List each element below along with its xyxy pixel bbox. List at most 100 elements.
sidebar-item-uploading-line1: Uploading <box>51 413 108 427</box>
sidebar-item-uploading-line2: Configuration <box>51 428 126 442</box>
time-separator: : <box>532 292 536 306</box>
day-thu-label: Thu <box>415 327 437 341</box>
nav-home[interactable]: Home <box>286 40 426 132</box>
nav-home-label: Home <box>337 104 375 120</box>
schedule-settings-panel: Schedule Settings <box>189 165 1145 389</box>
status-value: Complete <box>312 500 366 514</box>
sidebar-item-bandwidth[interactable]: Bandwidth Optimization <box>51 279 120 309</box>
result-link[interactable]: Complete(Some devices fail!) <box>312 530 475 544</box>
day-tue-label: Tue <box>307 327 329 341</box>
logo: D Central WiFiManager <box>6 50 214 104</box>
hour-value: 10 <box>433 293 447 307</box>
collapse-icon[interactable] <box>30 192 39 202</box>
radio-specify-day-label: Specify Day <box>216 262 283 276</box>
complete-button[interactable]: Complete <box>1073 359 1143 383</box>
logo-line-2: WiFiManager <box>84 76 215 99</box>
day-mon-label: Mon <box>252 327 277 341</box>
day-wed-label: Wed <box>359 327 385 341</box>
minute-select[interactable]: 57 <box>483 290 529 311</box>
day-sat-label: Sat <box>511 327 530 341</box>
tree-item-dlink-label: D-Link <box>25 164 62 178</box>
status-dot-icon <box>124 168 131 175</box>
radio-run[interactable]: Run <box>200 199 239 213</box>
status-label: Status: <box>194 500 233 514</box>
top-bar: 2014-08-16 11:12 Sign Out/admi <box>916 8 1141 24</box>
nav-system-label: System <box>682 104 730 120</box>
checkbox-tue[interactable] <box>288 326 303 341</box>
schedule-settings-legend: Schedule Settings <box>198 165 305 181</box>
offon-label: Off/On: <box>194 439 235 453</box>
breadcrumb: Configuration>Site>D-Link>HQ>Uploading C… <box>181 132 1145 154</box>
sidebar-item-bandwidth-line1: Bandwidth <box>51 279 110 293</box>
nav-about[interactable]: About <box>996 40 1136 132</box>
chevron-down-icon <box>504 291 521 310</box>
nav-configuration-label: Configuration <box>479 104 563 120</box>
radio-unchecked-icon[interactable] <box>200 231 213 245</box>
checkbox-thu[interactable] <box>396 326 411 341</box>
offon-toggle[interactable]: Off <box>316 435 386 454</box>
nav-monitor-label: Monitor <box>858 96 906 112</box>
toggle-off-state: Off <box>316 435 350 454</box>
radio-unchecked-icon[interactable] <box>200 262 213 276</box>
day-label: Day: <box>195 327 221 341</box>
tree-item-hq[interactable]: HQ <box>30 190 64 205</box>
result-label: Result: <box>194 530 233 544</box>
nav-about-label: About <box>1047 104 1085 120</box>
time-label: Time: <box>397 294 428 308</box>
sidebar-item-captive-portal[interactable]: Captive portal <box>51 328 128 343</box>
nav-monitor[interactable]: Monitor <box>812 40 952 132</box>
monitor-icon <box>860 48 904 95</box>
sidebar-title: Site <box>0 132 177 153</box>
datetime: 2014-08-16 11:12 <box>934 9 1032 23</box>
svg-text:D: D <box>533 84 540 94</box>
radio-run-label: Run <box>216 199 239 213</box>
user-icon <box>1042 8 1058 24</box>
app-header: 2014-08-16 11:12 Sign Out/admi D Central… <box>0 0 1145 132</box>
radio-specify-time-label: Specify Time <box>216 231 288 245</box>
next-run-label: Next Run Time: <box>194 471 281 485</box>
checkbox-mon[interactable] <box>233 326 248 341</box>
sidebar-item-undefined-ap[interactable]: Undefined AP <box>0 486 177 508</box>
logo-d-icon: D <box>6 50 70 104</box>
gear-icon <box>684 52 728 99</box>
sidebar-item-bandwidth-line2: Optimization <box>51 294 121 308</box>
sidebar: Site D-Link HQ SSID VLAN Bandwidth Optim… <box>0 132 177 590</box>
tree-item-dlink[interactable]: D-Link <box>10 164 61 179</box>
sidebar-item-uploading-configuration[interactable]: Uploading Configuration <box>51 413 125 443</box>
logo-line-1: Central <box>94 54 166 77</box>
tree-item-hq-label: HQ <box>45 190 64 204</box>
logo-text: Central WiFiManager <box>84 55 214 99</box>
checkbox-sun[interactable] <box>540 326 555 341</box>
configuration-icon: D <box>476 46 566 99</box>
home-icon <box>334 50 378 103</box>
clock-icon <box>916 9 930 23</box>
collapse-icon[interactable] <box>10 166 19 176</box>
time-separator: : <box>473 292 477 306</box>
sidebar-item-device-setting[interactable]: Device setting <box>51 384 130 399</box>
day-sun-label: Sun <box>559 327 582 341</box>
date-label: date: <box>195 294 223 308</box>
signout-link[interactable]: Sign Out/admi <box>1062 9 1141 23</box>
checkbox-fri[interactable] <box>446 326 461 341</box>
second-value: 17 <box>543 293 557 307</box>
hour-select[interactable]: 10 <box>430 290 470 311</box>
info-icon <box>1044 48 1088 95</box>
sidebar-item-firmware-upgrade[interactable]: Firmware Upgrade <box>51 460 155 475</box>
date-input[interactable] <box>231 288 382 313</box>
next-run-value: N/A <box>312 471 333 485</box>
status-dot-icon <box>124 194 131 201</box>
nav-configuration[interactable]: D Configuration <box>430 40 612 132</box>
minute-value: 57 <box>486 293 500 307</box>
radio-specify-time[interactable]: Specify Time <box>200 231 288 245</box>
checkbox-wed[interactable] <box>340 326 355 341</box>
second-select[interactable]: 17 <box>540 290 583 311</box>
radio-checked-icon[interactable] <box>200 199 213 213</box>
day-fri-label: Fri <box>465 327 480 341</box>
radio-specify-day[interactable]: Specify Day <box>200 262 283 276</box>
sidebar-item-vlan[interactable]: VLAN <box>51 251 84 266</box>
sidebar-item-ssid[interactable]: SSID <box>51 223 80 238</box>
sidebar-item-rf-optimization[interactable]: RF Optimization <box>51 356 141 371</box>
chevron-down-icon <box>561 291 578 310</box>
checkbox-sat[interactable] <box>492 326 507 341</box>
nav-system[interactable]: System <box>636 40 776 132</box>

_Goal_
Substitute "Log Out" for "Sign Out" wherever it occurs in the rows above, and write out all the rows again with nothing else changed.

_Exercise solution_
List each element below along with its xyxy pixel bbox. List at most 100 elements.
sidebar-item-uploading-line1: Uploading <box>51 413 108 427</box>
sidebar-item-uploading-line2: Configuration <box>51 428 126 442</box>
time-separator: : <box>532 292 536 306</box>
day-thu-label: Thu <box>415 327 437 341</box>
nav-home[interactable]: Home <box>286 40 426 132</box>
nav-home-label: Home <box>337 104 375 120</box>
schedule-settings-panel: Schedule Settings <box>189 165 1145 389</box>
status-value: Complete <box>312 500 366 514</box>
sidebar-item-bandwidth[interactable]: Bandwidth Optimization <box>51 279 120 309</box>
result-link[interactable]: Complete(Some devices fail!) <box>312 530 475 544</box>
day-tue-label: Tue <box>307 327 329 341</box>
logo: D Central WiFiManager <box>6 50 214 104</box>
hour-value: 10 <box>433 293 447 307</box>
collapse-icon[interactable] <box>30 192 39 202</box>
radio-specify-day-label: Specify Day <box>216 262 283 276</box>
complete-button[interactable]: Complete <box>1073 359 1143 383</box>
logo-line-2: WiFiManager <box>84 76 215 99</box>
day-mon-label: Mon <box>252 327 277 341</box>
day-wed-label: Wed <box>359 327 385 341</box>
minute-select[interactable]: 57 <box>483 290 529 311</box>
day-sat-label: Sat <box>511 327 530 341</box>
tree-item-dlink-label: D-Link <box>25 164 62 178</box>
status-dot-icon <box>124 168 131 175</box>
radio-run[interactable]: Run <box>200 199 239 213</box>
status-label: Status: <box>194 500 233 514</box>
top-bar: 2014-08-16 11:12 Log Out/admi <box>916 8 1141 24</box>
nav-system-label: System <box>682 104 730 120</box>
checkbox-tue[interactable] <box>288 326 303 341</box>
schedule-settings-legend: Schedule Settings <box>198 165 305 181</box>
offon-label: Off/On: <box>194 439 235 453</box>
breadcrumb: Configuration>Site>D-Link>HQ>Uploading C… <box>181 132 1145 154</box>
sidebar-item-bandwidth-line1: Bandwidth <box>51 279 110 293</box>
nav-about[interactable]: About <box>996 40 1136 132</box>
chevron-down-icon <box>504 291 521 310</box>
nav-configuration-label: Configuration <box>479 104 563 120</box>
radio-unchecked-icon[interactable] <box>200 231 213 245</box>
checkbox-thu[interactable] <box>396 326 411 341</box>
offon-toggle[interactable]: Off <box>316 435 386 454</box>
nav-monitor-label: Monitor <box>858 96 906 112</box>
toggle-off-state: Off <box>316 435 350 454</box>
radio-unchecked-icon[interactable] <box>200 262 213 276</box>
day-label: Day: <box>195 327 221 341</box>
tree-item-hq[interactable]: HQ <box>30 190 64 205</box>
result-label: Result: <box>194 530 233 544</box>
nav-about-label: About <box>1047 104 1085 120</box>
time-label: Time: <box>397 294 428 308</box>
sidebar-item-captive-portal[interactable]: Captive portal <box>51 328 128 343</box>
nav-monitor[interactable]: Monitor <box>812 40 952 132</box>
monitor-icon <box>860 48 904 95</box>
sidebar-title: Site <box>0 132 177 153</box>
datetime: 2014-08-16 11:12 <box>934 9 1032 23</box>
svg-text:D: D <box>533 84 540 94</box>
radio-run-label: Run <box>216 199 239 213</box>
user-icon <box>1042 8 1058 24</box>
app-header: 2014-08-16 11:12 Log Out/admi D Central… <box>0 0 1145 132</box>
radio-specify-time-label: Specify Time <box>216 231 288 245</box>
next-run-label: Next Run Time: <box>194 471 281 485</box>
checkbox-mon[interactable] <box>233 326 248 341</box>
sidebar-item-undefined-ap[interactable]: Undefined AP <box>0 486 177 508</box>
logo-d-icon: D <box>6 50 70 104</box>
gear-icon <box>684 52 728 99</box>
sidebar-item-bandwidth-line2: Optimization <box>51 294 121 308</box>
sidebar: Site D-Link HQ SSID VLAN Bandwidth Optim… <box>0 132 177 590</box>
tree-item-dlink[interactable]: D-Link <box>10 164 61 179</box>
sidebar-item-uploading-configuration[interactable]: Uploading Configuration <box>51 413 125 443</box>
logo-line-1: Central <box>94 54 166 77</box>
tree-item-hq-label: HQ <box>45 190 64 204</box>
logo-text: Central WiFiManager <box>84 55 214 99</box>
checkbox-sun[interactable] <box>540 326 555 341</box>
configuration-icon: D <box>476 46 566 99</box>
home-icon <box>334 50 378 103</box>
clock-icon <box>916 9 930 23</box>
collapse-icon[interactable] <box>10 166 19 176</box>
time-separator: : <box>473 292 477 306</box>
sidebar-item-device-setting[interactable]: Device setting <box>51 384 130 399</box>
day-sun-label: Sun <box>559 327 582 341</box>
date-label: date: <box>195 294 223 308</box>
signout-link[interactable]: Log Out/admi <box>1062 9 1141 23</box>
checkbox-fri[interactable] <box>446 326 461 341</box>
second-value: 17 <box>543 293 557 307</box>
hour-select[interactable]: 10 <box>430 290 470 311</box>
info-icon <box>1044 48 1088 95</box>
sidebar-item-firmware-upgrade[interactable]: Firmware Upgrade <box>51 460 155 475</box>
date-input[interactable] <box>231 288 382 313</box>
next-run-value: N/A <box>312 471 333 485</box>
status-dot-icon <box>124 194 131 201</box>
nav-configuration[interactable]: D Configuration <box>430 40 612 132</box>
minute-value: 57 <box>486 293 500 307</box>
radio-specify-time[interactable]: Specify Time <box>200 231 288 245</box>
checkbox-wed[interactable] <box>340 326 355 341</box>
second-select[interactable]: 17 <box>540 290 583 311</box>
radio-checked-icon[interactable] <box>200 199 213 213</box>
day-fri-label: Fri <box>465 327 480 341</box>
radio-specify-day[interactable]: Specify Day <box>200 262 283 276</box>
sidebar-item-vlan[interactable]: VLAN <box>51 251 84 266</box>
sidebar-item-ssid[interactable]: SSID <box>51 223 80 238</box>
sidebar-item-rf-optimization[interactable]: RF Optimization <box>51 356 141 371</box>
chevron-down-icon <box>561 291 578 310</box>
checkbox-sat[interactable] <box>492 326 507 341</box>
nav-system[interactable]: System <box>636 40 776 132</box>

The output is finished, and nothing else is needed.